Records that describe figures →

-------

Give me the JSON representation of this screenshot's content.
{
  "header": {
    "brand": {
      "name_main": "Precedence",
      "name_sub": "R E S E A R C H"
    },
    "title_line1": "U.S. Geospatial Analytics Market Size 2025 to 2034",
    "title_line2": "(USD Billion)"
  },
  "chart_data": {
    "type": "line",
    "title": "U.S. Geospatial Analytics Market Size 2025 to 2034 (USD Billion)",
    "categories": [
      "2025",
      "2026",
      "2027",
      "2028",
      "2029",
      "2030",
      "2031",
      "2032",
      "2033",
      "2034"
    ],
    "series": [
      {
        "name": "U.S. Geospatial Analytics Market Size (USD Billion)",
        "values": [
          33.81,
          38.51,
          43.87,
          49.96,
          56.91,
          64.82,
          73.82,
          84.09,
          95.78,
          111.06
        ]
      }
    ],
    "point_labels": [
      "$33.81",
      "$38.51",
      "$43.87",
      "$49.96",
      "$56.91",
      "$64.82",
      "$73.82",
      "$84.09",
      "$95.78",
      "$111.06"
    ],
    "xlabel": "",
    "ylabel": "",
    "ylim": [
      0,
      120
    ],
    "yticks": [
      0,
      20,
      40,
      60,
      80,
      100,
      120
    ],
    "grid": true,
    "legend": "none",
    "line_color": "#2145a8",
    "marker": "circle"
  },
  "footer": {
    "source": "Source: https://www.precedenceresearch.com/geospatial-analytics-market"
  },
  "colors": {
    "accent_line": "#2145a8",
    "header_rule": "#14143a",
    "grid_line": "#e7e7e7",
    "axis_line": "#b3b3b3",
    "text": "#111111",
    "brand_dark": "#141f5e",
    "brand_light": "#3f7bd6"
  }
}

-------

Give the number of lines in the material above that have the word "Billion" in them, and nothing more.

3